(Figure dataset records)

--

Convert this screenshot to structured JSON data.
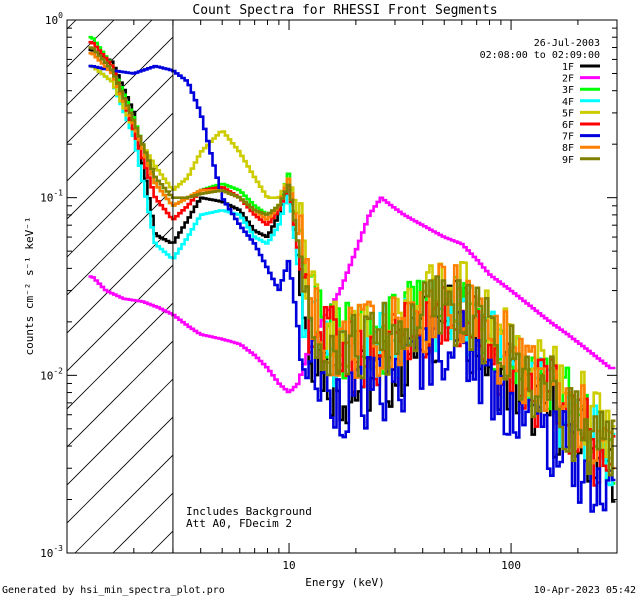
{
  "chart_data": {
    "type": "line",
    "title": "Count Spectra for RHESSI Front Segments",
    "xlabel": "Energy (keV)",
    "ylabel": "counts cm⁻² s⁻¹ keV⁻¹",
    "x_scale": "log",
    "y_scale": "log",
    "xlim": [
      1.0,
      300
    ],
    "ylim": [
      0.001,
      1.0
    ],
    "x_tick_labels": [
      {
        "value": 10,
        "label": "10"
      },
      {
        "value": 100,
        "label": "100"
      }
    ],
    "y_tick_labels": [
      {
        "value": 1.0,
        "label": "10",
        "exp": "0"
      },
      {
        "value": 0.1,
        "label": "10",
        "exp": "-1"
      },
      {
        "value": 0.01,
        "label": "10",
        "exp": "-2"
      },
      {
        "value": 0.001,
        "label": "10",
        "exp": "-3"
      }
    ],
    "date": "26-Jul-2003",
    "time_range": "02:08:00 to 02:09:00",
    "annotations": [
      "Includes Background",
      "Att A0, FDecim 2"
    ],
    "hatched_region": {
      "from": 1.0,
      "to": 3.0
    },
    "generated_by": "Generated by hsi_min_spectra_plot.pro",
    "timestamp": "10-Apr-2023 05:42",
    "series": [
      {
        "name": "1F",
        "color": "#000000",
        "points": [
          [
            1.3,
            0.68
          ],
          [
            1.6,
            0.58
          ],
          [
            2.0,
            0.3
          ],
          [
            2.5,
            0.062
          ],
          [
            3,
            0.055
          ],
          [
            3.5,
            0.075
          ],
          [
            4,
            0.1
          ],
          [
            5,
            0.095
          ],
          [
            6,
            0.085
          ],
          [
            7,
            0.065
          ],
          [
            8,
            0.06
          ],
          [
            9,
            0.08
          ],
          [
            10,
            0.12
          ],
          [
            11,
            0.045
          ],
          [
            12,
            0.018
          ],
          [
            14,
            0.012
          ],
          [
            16,
            0.009
          ],
          [
            19,
            0.008
          ],
          [
            22,
            0.009
          ],
          [
            27,
            0.01
          ],
          [
            33,
            0.012
          ],
          [
            40,
            0.017
          ],
          [
            50,
            0.021
          ],
          [
            60,
            0.02
          ],
          [
            70,
            0.016
          ],
          [
            80,
            0.012
          ],
          [
            100,
            0.009
          ],
          [
            120,
            0.0075
          ],
          [
            150,
            0.006
          ],
          [
            180,
            0.005
          ],
          [
            220,
            0.004
          ],
          [
            280,
            0.0032
          ]
        ]
      },
      {
        "name": "2F",
        "color": "#ff00ff",
        "points": [
          [
            1.3,
            0.036
          ],
          [
            1.5,
            0.03
          ],
          [
            1.8,
            0.027
          ],
          [
            2.2,
            0.026
          ],
          [
            2.6,
            0.024
          ],
          [
            3,
            0.022
          ],
          [
            3.5,
            0.019
          ],
          [
            4,
            0.017
          ],
          [
            5,
            0.016
          ],
          [
            6,
            0.015
          ],
          [
            7,
            0.013
          ],
          [
            8,
            0.011
          ],
          [
            9,
            0.009
          ],
          [
            10,
            0.008
          ],
          [
            11,
            0.009
          ],
          [
            12,
            0.013
          ],
          [
            14,
            0.02
          ],
          [
            17,
            0.03
          ],
          [
            20,
            0.05
          ],
          [
            23,
            0.08
          ],
          [
            26,
            0.1
          ],
          [
            29,
            0.09
          ],
          [
            33,
            0.08
          ],
          [
            40,
            0.07
          ],
          [
            50,
            0.06
          ],
          [
            60,
            0.055
          ],
          [
            70,
            0.045
          ],
          [
            80,
            0.037
          ],
          [
            100,
            0.03
          ],
          [
            120,
            0.025
          ],
          [
            150,
            0.02
          ],
          [
            180,
            0.017
          ],
          [
            220,
            0.014
          ],
          [
            280,
            0.011
          ]
        ]
      },
      {
        "name": "3F",
        "color": "#00ff00",
        "points": [
          [
            1.3,
            0.8
          ],
          [
            1.6,
            0.55
          ],
          [
            2.0,
            0.28
          ],
          [
            2.5,
            0.12
          ],
          [
            3,
            0.09
          ],
          [
            3.5,
            0.1
          ],
          [
            4,
            0.11
          ],
          [
            5,
            0.12
          ],
          [
            6,
            0.11
          ],
          [
            7,
            0.09
          ],
          [
            8,
            0.08
          ],
          [
            9,
            0.09
          ],
          [
            10,
            0.14
          ],
          [
            11,
            0.06
          ],
          [
            12,
            0.03
          ],
          [
            14,
            0.018
          ],
          [
            17,
            0.016
          ],
          [
            20,
            0.015
          ],
          [
            25,
            0.016
          ],
          [
            30,
            0.018
          ],
          [
            40,
            0.022
          ],
          [
            50,
            0.027
          ],
          [
            60,
            0.026
          ],
          [
            70,
            0.022
          ],
          [
            80,
            0.018
          ],
          [
            100,
            0.013
          ],
          [
            120,
            0.011
          ],
          [
            150,
            0.009
          ],
          [
            180,
            0.007
          ],
          [
            220,
            0.005
          ],
          [
            280,
            0.0035
          ]
        ]
      },
      {
        "name": "4F",
        "color": "#00ffff",
        "points": [
          [
            1.3,
            0.55
          ],
          [
            1.6,
            0.45
          ],
          [
            2.0,
            0.22
          ],
          [
            2.5,
            0.055
          ],
          [
            3,
            0.045
          ],
          [
            3.5,
            0.06
          ],
          [
            4,
            0.08
          ],
          [
            5,
            0.085
          ],
          [
            6,
            0.08
          ],
          [
            7,
            0.06
          ],
          [
            8,
            0.055
          ],
          [
            9,
            0.07
          ],
          [
            10,
            0.11
          ],
          [
            11,
            0.04
          ],
          [
            12,
            0.022
          ],
          [
            14,
            0.015
          ],
          [
            17,
            0.014
          ],
          [
            20,
            0.013
          ],
          [
            25,
            0.014
          ],
          [
            30,
            0.016
          ],
          [
            40,
            0.02
          ],
          [
            50,
            0.024
          ],
          [
            60,
            0.023
          ],
          [
            70,
            0.019
          ],
          [
            80,
            0.015
          ],
          [
            100,
            0.011
          ],
          [
            120,
            0.009
          ],
          [
            150,
            0.0075
          ],
          [
            180,
            0.006
          ],
          [
            220,
            0.0045
          ],
          [
            280,
            0.0033
          ]
        ]
      },
      {
        "name": "5F",
        "color": "#cccc00",
        "points": [
          [
            1.3,
            0.55
          ],
          [
            1.6,
            0.45
          ],
          [
            2.0,
            0.24
          ],
          [
            2.5,
            0.15
          ],
          [
            3,
            0.11
          ],
          [
            3.5,
            0.13
          ],
          [
            4,
            0.18
          ],
          [
            5,
            0.24
          ],
          [
            6,
            0.18
          ],
          [
            7,
            0.13
          ],
          [
            8,
            0.1
          ],
          [
            9,
            0.1
          ],
          [
            10,
            0.13
          ],
          [
            11,
            0.08
          ],
          [
            12,
            0.04
          ],
          [
            14,
            0.02
          ],
          [
            17,
            0.017
          ],
          [
            20,
            0.016
          ],
          [
            25,
            0.017
          ],
          [
            30,
            0.019
          ],
          [
            40,
            0.024
          ],
          [
            50,
            0.029
          ],
          [
            60,
            0.028
          ],
          [
            70,
            0.024
          ],
          [
            80,
            0.019
          ],
          [
            100,
            0.015
          ],
          [
            120,
            0.012
          ],
          [
            150,
            0.01
          ],
          [
            180,
            0.008
          ],
          [
            220,
            0.006
          ],
          [
            280,
            0.0042
          ]
        ]
      },
      {
        "name": "6F",
        "color": "#ff0000",
        "points": [
          [
            1.3,
            0.75
          ],
          [
            1.6,
            0.55
          ],
          [
            2.0,
            0.24
          ],
          [
            2.5,
            0.1
          ],
          [
            3,
            0.075
          ],
          [
            3.5,
            0.09
          ],
          [
            4,
            0.11
          ],
          [
            5,
            0.115
          ],
          [
            6,
            0.1
          ],
          [
            7,
            0.08
          ],
          [
            8,
            0.07
          ],
          [
            9,
            0.085
          ],
          [
            10,
            0.12
          ],
          [
            11,
            0.05
          ],
          [
            12,
            0.025
          ],
          [
            14,
            0.016
          ],
          [
            17,
            0.014
          ],
          [
            20,
            0.012
          ],
          [
            25,
            0.013
          ],
          [
            30,
            0.015
          ],
          [
            40,
            0.019
          ],
          [
            50,
            0.023
          ],
          [
            60,
            0.022
          ],
          [
            70,
            0.018
          ],
          [
            80,
            0.014
          ],
          [
            100,
            0.011
          ],
          [
            120,
            0.009
          ],
          [
            150,
            0.0075
          ],
          [
            180,
            0.006
          ],
          [
            220,
            0.0045
          ],
          [
            280,
            0.0032
          ]
        ]
      },
      {
        "name": "7F",
        "color": "#0000dd",
        "points": [
          [
            1.3,
            0.55
          ],
          [
            1.6,
            0.52
          ],
          [
            2.0,
            0.5
          ],
          [
            2.5,
            0.55
          ],
          [
            3,
            0.52
          ],
          [
            3.5,
            0.45
          ],
          [
            4,
            0.3
          ],
          [
            5,
            0.1
          ],
          [
            6,
            0.07
          ],
          [
            7,
            0.055
          ],
          [
            8,
            0.04
          ],
          [
            9,
            0.03
          ],
          [
            10,
            0.045
          ],
          [
            11,
            0.018
          ],
          [
            12,
            0.012
          ],
          [
            14,
            0.009
          ],
          [
            17,
            0.0075
          ],
          [
            20,
            0.007
          ],
          [
            25,
            0.008
          ],
          [
            30,
            0.009
          ],
          [
            40,
            0.013
          ],
          [
            50,
            0.016
          ],
          [
            60,
            0.015
          ],
          [
            70,
            0.012
          ],
          [
            80,
            0.009
          ],
          [
            100,
            0.007
          ],
          [
            120,
            0.0055
          ],
          [
            150,
            0.0045
          ],
          [
            180,
            0.0036
          ],
          [
            220,
            0.0028
          ],
          [
            280,
            0.002
          ]
        ]
      },
      {
        "name": "8F",
        "color": "#ff8000",
        "points": [
          [
            1.3,
            0.65
          ],
          [
            1.6,
            0.5
          ],
          [
            2.0,
            0.26
          ],
          [
            2.5,
            0.12
          ],
          [
            3,
            0.09
          ],
          [
            3.5,
            0.1
          ],
          [
            4,
            0.11
          ],
          [
            5,
            0.11
          ],
          [
            6,
            0.1
          ],
          [
            7,
            0.085
          ],
          [
            8,
            0.075
          ],
          [
            9,
            0.09
          ],
          [
            10,
            0.13
          ],
          [
            11,
            0.06
          ],
          [
            12,
            0.03
          ],
          [
            14,
            0.018
          ],
          [
            17,
            0.016
          ],
          [
            20,
            0.015
          ],
          [
            25,
            0.016
          ],
          [
            30,
            0.018
          ],
          [
            40,
            0.022
          ],
          [
            50,
            0.026
          ],
          [
            60,
            0.025
          ],
          [
            70,
            0.021
          ],
          [
            80,
            0.017
          ],
          [
            100,
            0.013
          ],
          [
            120,
            0.01
          ],
          [
            150,
            0.008
          ],
          [
            180,
            0.0065
          ],
          [
            220,
            0.005
          ],
          [
            280,
            0.0037
          ]
        ]
      },
      {
        "name": "9F",
        "color": "#808000",
        "points": [
          [
            1.3,
            0.7
          ],
          [
            1.6,
            0.52
          ],
          [
            2.0,
            0.27
          ],
          [
            2.5,
            0.13
          ],
          [
            3,
            0.1
          ],
          [
            3.5,
            0.1
          ],
          [
            4,
            0.105
          ],
          [
            5,
            0.11
          ],
          [
            6,
            0.1
          ],
          [
            7,
            0.085
          ],
          [
            8,
            0.08
          ],
          [
            9,
            0.09
          ],
          [
            10,
            0.12
          ],
          [
            11,
            0.055
          ],
          [
            12,
            0.028
          ],
          [
            14,
            0.017
          ],
          [
            17,
            0.015
          ],
          [
            20,
            0.014
          ],
          [
            25,
            0.015
          ],
          [
            30,
            0.017
          ],
          [
            40,
            0.021
          ],
          [
            50,
            0.025
          ],
          [
            60,
            0.024
          ],
          [
            70,
            0.02
          ],
          [
            80,
            0.016
          ],
          [
            100,
            0.012
          ],
          [
            120,
            0.0095
          ],
          [
            150,
            0.0078
          ],
          [
            180,
            0.006
          ],
          [
            220,
            0.0046
          ],
          [
            280,
            0.0034
          ]
        ]
      }
    ]
  }
}
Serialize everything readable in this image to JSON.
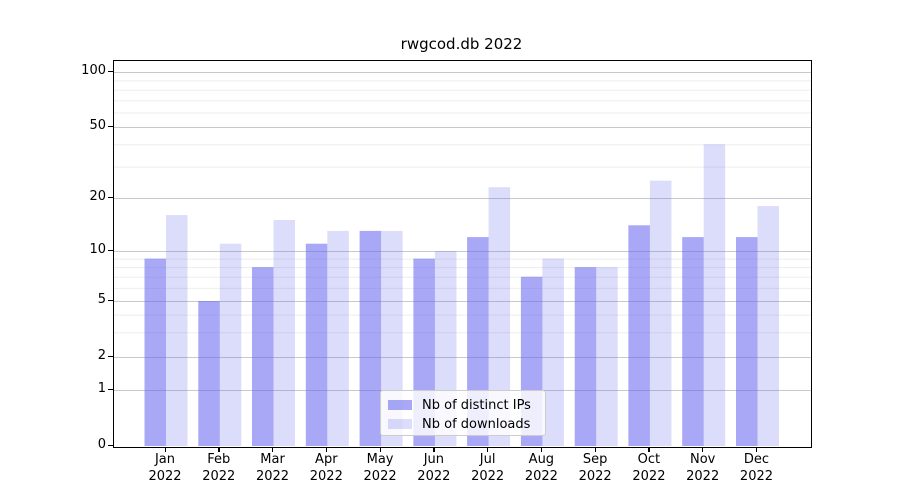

--

▶ _The request_:
Track down every line of the material containing the string "color", and copy it.

▶ _Full solution_:
        "color": "#000000",
        "color": "#ff00ff",
        "color": "#00ff00",
        "color": "#00ffff",
        "color": "#cccc00",
        "color": "#ff0000",
        "color": "#0000dd",
        "color": "#ff8000",
        "color": "#808000",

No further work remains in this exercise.